## Exercise aim
Output all of the data below exactly as given.

## Material provided
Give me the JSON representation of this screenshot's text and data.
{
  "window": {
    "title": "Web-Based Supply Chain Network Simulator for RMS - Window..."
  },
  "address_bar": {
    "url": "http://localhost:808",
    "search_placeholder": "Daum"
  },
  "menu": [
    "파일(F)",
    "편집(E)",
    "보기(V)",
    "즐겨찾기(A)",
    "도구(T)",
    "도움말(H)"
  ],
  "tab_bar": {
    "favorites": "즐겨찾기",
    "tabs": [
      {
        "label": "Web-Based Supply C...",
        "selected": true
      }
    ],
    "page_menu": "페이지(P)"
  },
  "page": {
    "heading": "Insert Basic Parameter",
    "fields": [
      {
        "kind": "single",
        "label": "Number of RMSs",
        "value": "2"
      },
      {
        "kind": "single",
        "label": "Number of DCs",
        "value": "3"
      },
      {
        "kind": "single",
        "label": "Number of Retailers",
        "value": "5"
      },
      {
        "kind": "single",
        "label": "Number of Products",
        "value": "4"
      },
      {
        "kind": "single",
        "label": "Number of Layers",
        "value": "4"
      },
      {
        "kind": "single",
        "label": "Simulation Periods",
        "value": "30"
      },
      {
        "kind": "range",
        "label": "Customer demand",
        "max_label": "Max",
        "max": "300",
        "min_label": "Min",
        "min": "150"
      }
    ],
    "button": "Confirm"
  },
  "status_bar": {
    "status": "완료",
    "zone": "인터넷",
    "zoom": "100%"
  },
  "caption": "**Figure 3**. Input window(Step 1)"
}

## Result of this task
Give me the JSON representation of this screenshot's text and data.
{
  "window": {
    "title": "Web-Based Supply Chain Network Simulator for RMS - Window..."
  },
  "address_bar": {
    "url": "http://localhost:808",
    "search_placeholder": "Daum"
  },
  "menu": [
    "파일(F)",
    "편집(E)",
    "보기(V)",
    "즐겨찾기(A)",
    "도구(T)",
    "도움말(H)"
  ],
  "tab_bar": {
    "favorites": "즐겨찾기",
    "tabs": [
      {
        "label": "Web-Based Supply C...",
        "selected": true
      }
    ],
    "page_menu": "페이지(P)"
  },
  "page": {
    "heading": "Insert Basic Parameter",
    "fields": [
      {
        "kind": "single",
        "label": "Number of RMSs",
        "value": "2"
      },
      {
        "kind": "single",
        "label": "Number of DCs",
        "value": "3"
      },
      {
        "kind": "single",
        "label": "Number of Retailers",
        "value": "5"
      },
      {
        "kind": "single",
        "label": "Number of Products",
        "value": "4"
      },
      {
        "kind": "single",
        "label": "Number of Layers",
        "value": "4"
      },
      {
        "kind": "single",
        "label": "Simulation Periods",
        "value": "30"
      },
      {
        "kind": "range",
        "label": "Customer demand",
        "max_label": "Max",
        "max": "300",
        "min_label": "Min",
        "min": "150"
      }
    ],
    "button": "Confirm"
  },
  "status_bar": {
    "status": "완료",
    "zone": "인터넷",
    "zoom": "100%"
  },
  "caption": "**Figure 3**. Input window(Step 1)"
}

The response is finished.